- Exercise prompt: Using the entries that follow, collect the lines where the word "Find" appears.

++++ Data for the task

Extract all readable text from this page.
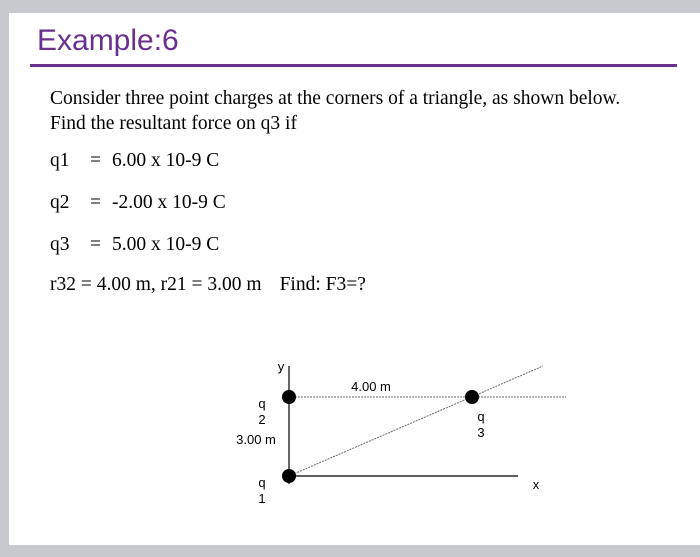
Example:6
Consider three point charges at the corners of a triangle, as shown below. Find the resultant force on q3 if
q1 = 6.00 x 10-9 C
q2 = -2.00 x 10-9 C
q3 = 5.00 x 10-9 C
r32 = 4.00 m, r21 = 3.00 m Find: F3=?
y
x
4.00 m
3.00 m
q
2	q
3
q
1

++++++++

- Finished answer:
Consider three point charges at the corners of a triangle, as shown below. Find the resultant force on q3 if
r32 = 4.00 m, r21 = 3.00 m Find: F3=?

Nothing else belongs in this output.